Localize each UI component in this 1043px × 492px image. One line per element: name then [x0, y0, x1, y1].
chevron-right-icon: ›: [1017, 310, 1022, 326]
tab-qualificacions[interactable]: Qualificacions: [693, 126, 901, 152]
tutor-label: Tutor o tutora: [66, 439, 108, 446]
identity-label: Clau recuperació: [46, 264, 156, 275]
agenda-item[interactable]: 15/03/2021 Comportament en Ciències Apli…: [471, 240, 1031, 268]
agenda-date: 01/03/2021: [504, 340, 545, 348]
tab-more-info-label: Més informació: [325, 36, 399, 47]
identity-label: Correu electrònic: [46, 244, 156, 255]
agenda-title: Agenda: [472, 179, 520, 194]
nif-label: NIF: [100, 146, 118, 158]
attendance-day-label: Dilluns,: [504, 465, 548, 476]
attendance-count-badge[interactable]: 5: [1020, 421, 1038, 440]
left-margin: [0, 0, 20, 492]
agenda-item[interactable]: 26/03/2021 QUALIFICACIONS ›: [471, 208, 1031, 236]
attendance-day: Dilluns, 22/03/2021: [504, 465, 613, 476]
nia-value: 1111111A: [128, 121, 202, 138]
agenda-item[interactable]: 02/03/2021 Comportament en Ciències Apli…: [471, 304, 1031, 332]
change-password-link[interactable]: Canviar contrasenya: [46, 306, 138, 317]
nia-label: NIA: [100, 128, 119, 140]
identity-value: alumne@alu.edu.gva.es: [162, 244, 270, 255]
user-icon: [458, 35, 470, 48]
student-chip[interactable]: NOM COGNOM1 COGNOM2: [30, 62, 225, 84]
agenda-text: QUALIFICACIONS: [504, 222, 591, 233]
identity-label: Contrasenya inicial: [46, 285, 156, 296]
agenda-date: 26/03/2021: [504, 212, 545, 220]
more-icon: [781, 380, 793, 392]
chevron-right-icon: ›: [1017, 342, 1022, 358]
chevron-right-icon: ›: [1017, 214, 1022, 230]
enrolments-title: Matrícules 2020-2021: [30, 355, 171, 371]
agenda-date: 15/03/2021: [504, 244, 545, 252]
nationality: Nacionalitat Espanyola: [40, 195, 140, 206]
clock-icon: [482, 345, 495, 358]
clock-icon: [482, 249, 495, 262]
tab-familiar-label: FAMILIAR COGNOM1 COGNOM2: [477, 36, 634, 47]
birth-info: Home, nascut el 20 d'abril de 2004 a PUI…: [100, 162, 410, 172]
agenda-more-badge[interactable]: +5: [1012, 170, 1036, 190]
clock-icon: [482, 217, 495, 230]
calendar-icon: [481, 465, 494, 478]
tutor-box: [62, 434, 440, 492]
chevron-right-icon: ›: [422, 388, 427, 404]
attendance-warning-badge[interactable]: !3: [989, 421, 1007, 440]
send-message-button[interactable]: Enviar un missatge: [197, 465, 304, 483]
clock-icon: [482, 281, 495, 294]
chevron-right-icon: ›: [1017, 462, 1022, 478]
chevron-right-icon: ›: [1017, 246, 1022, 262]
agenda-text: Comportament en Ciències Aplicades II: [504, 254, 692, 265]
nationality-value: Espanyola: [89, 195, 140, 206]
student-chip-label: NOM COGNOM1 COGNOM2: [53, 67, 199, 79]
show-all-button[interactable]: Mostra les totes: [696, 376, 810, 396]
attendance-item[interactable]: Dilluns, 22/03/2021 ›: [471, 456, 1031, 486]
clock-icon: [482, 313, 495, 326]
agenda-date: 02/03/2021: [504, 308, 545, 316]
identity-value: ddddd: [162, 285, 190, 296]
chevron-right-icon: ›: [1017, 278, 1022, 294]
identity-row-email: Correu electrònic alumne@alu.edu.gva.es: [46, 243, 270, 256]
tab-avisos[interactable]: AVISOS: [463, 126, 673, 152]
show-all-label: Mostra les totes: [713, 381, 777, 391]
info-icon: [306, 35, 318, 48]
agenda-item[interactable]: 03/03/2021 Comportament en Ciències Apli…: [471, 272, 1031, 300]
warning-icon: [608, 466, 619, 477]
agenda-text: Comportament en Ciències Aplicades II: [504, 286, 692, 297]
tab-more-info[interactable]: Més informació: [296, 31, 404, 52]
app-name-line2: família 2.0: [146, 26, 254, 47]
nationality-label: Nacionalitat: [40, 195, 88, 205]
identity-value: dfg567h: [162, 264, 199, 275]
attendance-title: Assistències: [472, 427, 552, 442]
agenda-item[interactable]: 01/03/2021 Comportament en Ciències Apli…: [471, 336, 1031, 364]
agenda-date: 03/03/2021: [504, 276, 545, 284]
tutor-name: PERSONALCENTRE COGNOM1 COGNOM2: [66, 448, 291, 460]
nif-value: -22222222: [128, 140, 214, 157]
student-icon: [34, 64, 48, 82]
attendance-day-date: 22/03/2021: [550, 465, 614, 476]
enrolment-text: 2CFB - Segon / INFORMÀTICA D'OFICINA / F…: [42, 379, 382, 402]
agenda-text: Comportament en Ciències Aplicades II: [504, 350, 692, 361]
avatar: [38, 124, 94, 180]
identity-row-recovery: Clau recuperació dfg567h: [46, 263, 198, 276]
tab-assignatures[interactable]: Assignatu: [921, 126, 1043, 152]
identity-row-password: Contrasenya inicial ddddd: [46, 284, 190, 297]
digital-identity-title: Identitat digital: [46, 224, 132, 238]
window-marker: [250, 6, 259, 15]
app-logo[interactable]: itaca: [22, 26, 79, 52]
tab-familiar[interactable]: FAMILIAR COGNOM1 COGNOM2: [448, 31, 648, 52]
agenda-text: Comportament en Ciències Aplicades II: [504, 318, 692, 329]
-----
## EXERCISE GOAL
Present every line of the records above as a Markdown table with the columns "No." and "Entry", giving each line a sequential number and omitting blank lines.

## EXERCISE SOLUTION
| No. | Entry |
|---|---|
| 1 | Localize each UI component in this 1043px × 492px image. One line per element: name then [x0, y0, x1, y1]. |
| 2 | chevron-right-icon: ›: [1017, 310, 1022, 326] |
| 3 | tab-qualificacions[interactable]: Qualificacions: [693, 126, 901, 152] |
| 4 | tutor-label: Tutor o tutora: [66, 439, 108, 446] |
| 5 | identity-label: Clau recuperació: [46, 264, 156, 275] |
| 6 | agenda-item[interactable]: 15/03/2021 Comportament en Ciències Apli…: [471, 240, 1031, 268] |
| 7 | agenda-date: 01/03/2021: [504, 340, 545, 348] |
| 8 | tab-more-info-label: Més informació: [325, 36, 399, 47] |
| 9 | identity-label: Correu electrònic: [46, 244, 156, 255] |
| 10 | agenda-title: Agenda: [472, 179, 520, 194] |
| 11 | nif-label: NIF: [100, 146, 118, 158] |
| 12 | attendance-day-label: Dilluns,: [504, 465, 548, 476] |
| 13 | attendance-count-badge[interactable]: 5: [1020, 421, 1038, 440] |
| 14 | left-margin: [0, 0, 20, 492] |
| 15 | agenda-item[interactable]: 26/03/2021 QUALIFICACIONS ›: [471, 208, 1031, 236] |
| 16 | attendance-day: Dilluns, 22/03/2021: [504, 465, 613, 476] |
| 17 | nia-value: 1111111A: [128, 121, 202, 138] |
| 18 | agenda-item[interactable]: 02/03/2021 Comportament en Ciències Apli…: [471, 304, 1031, 332] |
| 19 | change-password-link[interactable]: Canviar contrasenya: [46, 306, 138, 317] |
| 20 | nia-label: NIA: [100, 128, 119, 140] |
| 21 | identity-value: alumne@alu.edu.gva.es: [162, 244, 270, 255] |
| 22 | user-icon: [458, 35, 470, 48] |
| 23 | student-chip[interactable]: NOM COGNOM1 COGNOM2: [30, 62, 225, 84] |
| 24 | agenda-text: QUALIFICACIONS: [504, 222, 591, 233] |
| 25 | identity-label: Contrasenya inicial: [46, 285, 156, 296] |
| 26 | agenda-date: 26/03/2021: [504, 212, 545, 220] |
| 27 | more-icon: [781, 380, 793, 392] |
| 28 | chevron-right-icon: ›: [1017, 342, 1022, 358] |
| 29 | chevron-right-icon: ›: [1017, 214, 1022, 230] |
| 30 | enrolments-title: Matrícules 2020-2021: [30, 355, 171, 371] |
| 31 | agenda-date: 15/03/2021: [504, 244, 545, 252] |
| 32 | nationality: Nacionalitat Espanyola: [40, 195, 140, 206] |
| 33 | clock-icon: [482, 345, 495, 358] |
| 34 | clock-icon: [482, 249, 495, 262] |
| 35 | tab-familiar-label: FAMILIAR COGNOM1 COGNOM2: [477, 36, 634, 47] |
| 36 | birth-info: Home, nascut el 20 d'abril de 2004 a PUI…: [100, 162, 410, 172] |
| 37 | agenda-more-badge[interactable]: +5: [1012, 170, 1036, 190] |
| 38 | clock-icon: [482, 217, 495, 230] |
| 39 | calendar-icon: [481, 465, 494, 478] |
| 40 | tutor-box: [62, 434, 440, 492] |
| 41 | chevron-right-icon: ›: [422, 388, 427, 404] |
| 42 | attendance-warning-badge[interactable]: !3: [989, 421, 1007, 440] |
| 43 | send-message-button[interactable]: Enviar un missatge: [197, 465, 304, 483] |
| 44 | clock-icon: [482, 281, 495, 294] |
| 45 | chevron-right-icon: ›: [1017, 462, 1022, 478] |
| 46 | chevron-right-icon: ›: [1017, 246, 1022, 262] |
| 47 | agenda-text: Comportament en Ciències Aplicades II: [504, 254, 692, 265] |
| 48 | nationality-value: Espanyola: [89, 195, 140, 206] |
| 49 | student-chip-label: NOM COGNOM1 COGNOM2: [53, 67, 199, 79] |
| 50 | show-all-button[interactable]: Mostra les totes: [696, 376, 810, 396] |
| 51 | attendance-item[interactable]: Dilluns, 22/03/2021 ›: [471, 456, 1031, 486] |
| 52 | clock-icon: [482, 313, 495, 326] |
| 53 | agenda-date: 02/03/2021: [504, 308, 545, 316] |
| 54 | identity-value: ddddd: [162, 285, 190, 296] |
| 55 | chevron-right-icon: ›: [1017, 278, 1022, 294] |
| 56 | identity-row-email: Correu electrònic alumne@alu.edu.gva.es: [46, 243, 270, 256] |
| 57 | tab-avisos[interactable]: AVISOS: [463, 126, 673, 152] |
| 58 | show-all-label: Mostra les totes: [713, 381, 777, 391] |
| 59 | info-icon: [306, 35, 318, 48] |
| 60 | agenda-item[interactable]: 03/03/2021 Comportament en Ciències Apli…: [471, 272, 1031, 300] |
| 61 | warning-icon: [608, 466, 619, 477] |
| 62 | agenda-text: Comportament en Ciències Aplicades II: [504, 286, 692, 297] |
| 63 | tab-more-info[interactable]: Més informació: [296, 31, 404, 52] |
| 64 | app-name-line2: família 2.0: [146, 26, 254, 47] |
| 65 | nationality-label: Nacionalitat: [40, 195, 88, 205] |
| 66 | identity-value: dfg567h: [162, 264, 199, 275] |
| 67 | attendance-title: Assistències: [472, 427, 552, 442] |
| 68 | agenda-item[interactable]: 01/03/2021 Comportament en Ciències Apli…: [471, 336, 1031, 364] |
| 69 | agenda-date: 03/03/2021: [504, 276, 545, 284] |
| 70 | tutor-name: PERSONALCENTRE COGNOM1 COGNOM2: [66, 448, 291, 460] |
| 71 | nif-value: -22222222: [128, 140, 214, 157] |
| 72 | student-icon: [34, 64, 48, 82] |
| 73 | attendance-day-date: 22/03/2021: [550, 465, 614, 476] |
| 74 | enrolment-text: 2CFB - Segon / INFORMÀTICA D'OFICINA / F…: [42, 379, 382, 402] |
| 75 | agenda-text: Comportament en Ciències Aplicades II: [504, 350, 692, 361] |
| 76 | avatar: [38, 124, 94, 180] |
| 77 | identity-row-recovery: Clau recuperació dfg567h: [46, 263, 198, 276] |
| 78 | tab-assignatures[interactable]: Assignatu: [921, 126, 1043, 152] |
| 79 | identity-row-password: Contrasenya inicial ddddd: [46, 284, 190, 297] |
| 80 | digital-identity-title: Identitat digital: [46, 224, 132, 238] |
| 81 | window-marker: [250, 6, 259, 15] |
| 82 | app-logo[interactable]: itaca: [22, 26, 79, 52] |
| 83 | tab-familiar[interactable]: FAMILIAR COGNOM1 COGNOM2: [448, 31, 648, 52] |
| 84 | agenda-text: Comportament en Ciències Aplicades II: [504, 318, 692, 329] |